THE TASK
Pictures do not belong in the copy; restate the records below word for word.

** Start PROVIDED MATERIAL **

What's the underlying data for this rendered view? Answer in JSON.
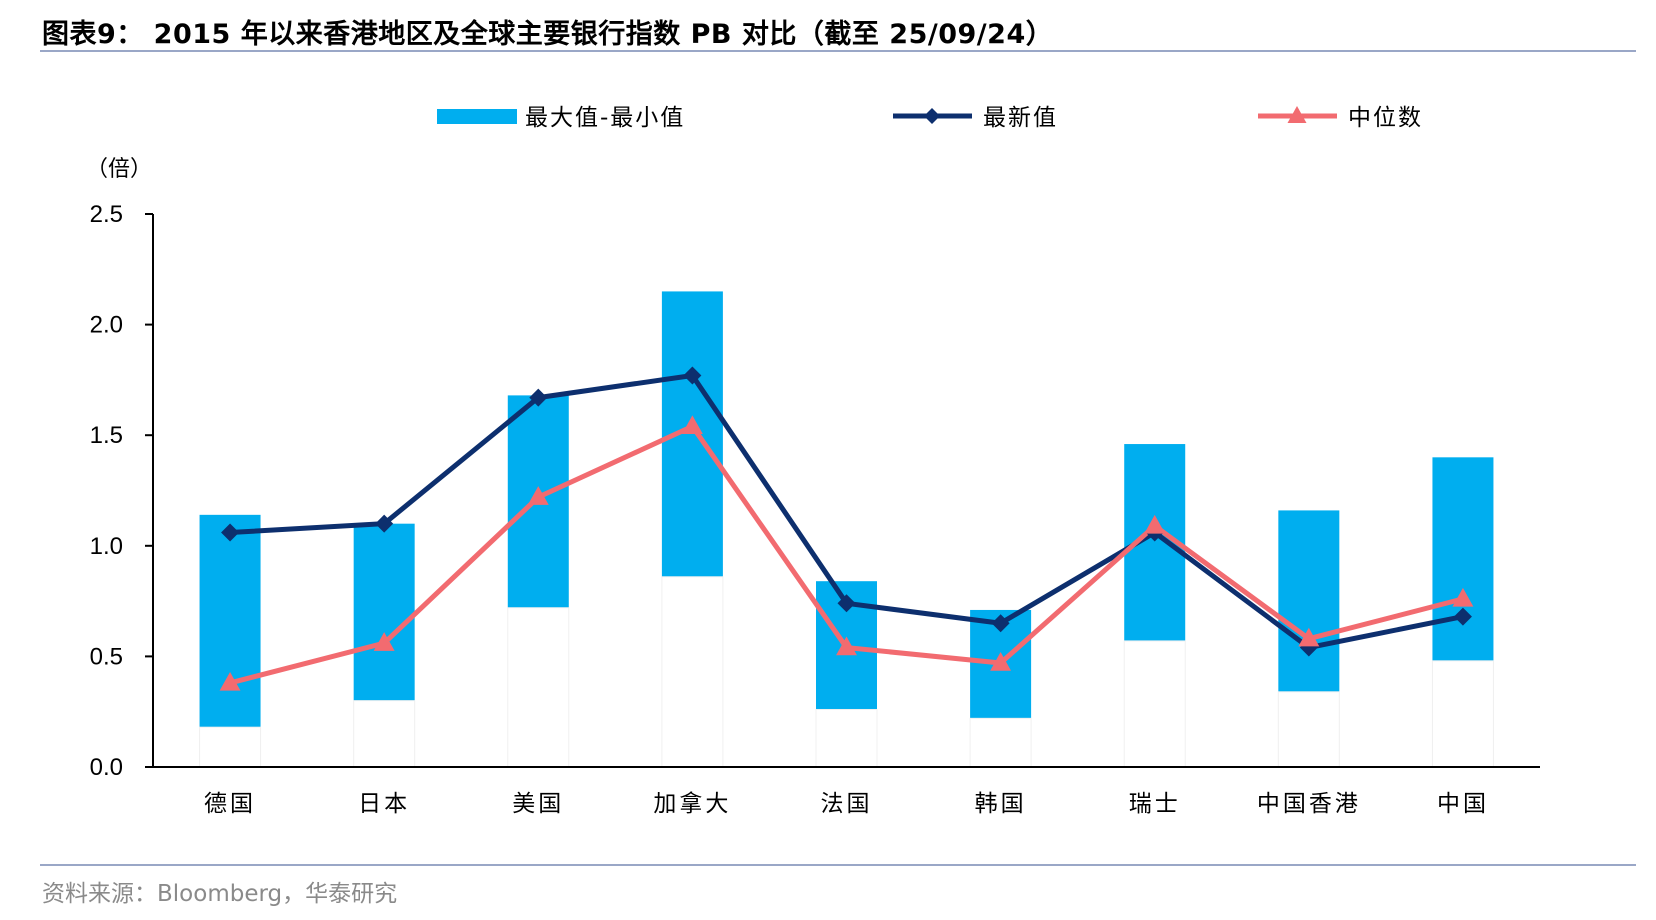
{
  "title": "图表9： 2015 年以来香港地区及全球主要银行指数 PB 对比（截至 25/09/24）",
  "source": "资料来源：Bloomberg，华泰研究",
  "colors": {
    "range_bar": "#00AEEF",
    "latest_line": "#0D2F6E",
    "median_line": "#F26B70",
    "axis": "#000000",
    "rule": "#9AA7C7"
  },
  "chart_data": {
    "type": "bar",
    "unit_label": "（倍）",
    "categories": [
      "德国",
      "日本",
      "美国",
      "加拿大",
      "法国",
      "韩国",
      "瑞士",
      "中国香港",
      "中国"
    ],
    "ylim": [
      0,
      2.5
    ],
    "yticks": [
      "0.0",
      "0.5",
      "1.0",
      "1.5",
      "2.0",
      "2.5"
    ],
    "grid": false,
    "legend_position": "top",
    "series": [
      {
        "name": "最大值-最小值",
        "kind": "floating-bar",
        "min": [
          0.18,
          0.3,
          0.72,
          0.86,
          0.26,
          0.22,
          0.57,
          0.34,
          0.48
        ],
        "max": [
          1.14,
          1.1,
          1.68,
          2.15,
          0.84,
          0.71,
          1.46,
          1.16,
          1.4
        ]
      },
      {
        "name": "最新值",
        "kind": "line-diamond",
        "values": [
          1.06,
          1.1,
          1.67,
          1.77,
          0.74,
          0.65,
          1.06,
          0.54,
          0.68
        ]
      },
      {
        "name": "中位数",
        "kind": "line-triangle",
        "values": [
          0.38,
          0.56,
          1.22,
          1.54,
          0.54,
          0.47,
          1.09,
          0.58,
          0.76
        ]
      }
    ]
  }
}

** End PROVIDED MATERIAL **

FINISHED TASK
What's the underlying data for this rendered view? Answer in JSON.
{
  "title": "图表9： 2015 年以来香港地区及全球主要银行指数 PB 对比（截至 25/09/24）",
  "source": "资料来源：Bloomberg，华泰研究",
  "colors": {
    "range_bar": "#00AEEF",
    "latest_line": "#0D2F6E",
    "median_line": "#F26B70",
    "axis": "#000000",
    "rule": "#9AA7C7"
  },
  "chart_data": {
    "type": "bar",
    "unit_label": "（倍）",
    "categories": [
      "德国",
      "日本",
      "美国",
      "加拿大",
      "法国",
      "韩国",
      "瑞士",
      "中国香港",
      "中国"
    ],
    "ylim": [
      0,
      2.5
    ],
    "yticks": [
      "0.0",
      "0.5",
      "1.0",
      "1.5",
      "2.0",
      "2.5"
    ],
    "grid": false,
    "legend_position": "top",
    "series": [
      {
        "name": "最大值-最小值",
        "kind": "floating-bar",
        "min": [
          0.18,
          0.3,
          0.72,
          0.86,
          0.26,
          0.22,
          0.57,
          0.34,
          0.48
        ],
        "max": [
          1.14,
          1.1,
          1.68,
          2.15,
          0.84,
          0.71,
          1.46,
          1.16,
          1.4
        ]
      },
      {
        "name": "最新值",
        "kind": "line-diamond",
        "values": [
          1.06,
          1.1,
          1.67,
          1.77,
          0.74,
          0.65,
          1.06,
          0.54,
          0.68
        ]
      },
      {
        "name": "中位数",
        "kind": "line-triangle",
        "values": [
          0.38,
          0.56,
          1.22,
          1.54,
          0.54,
          0.47,
          1.09,
          0.58,
          0.76
        ]
      }
    ]
  }
}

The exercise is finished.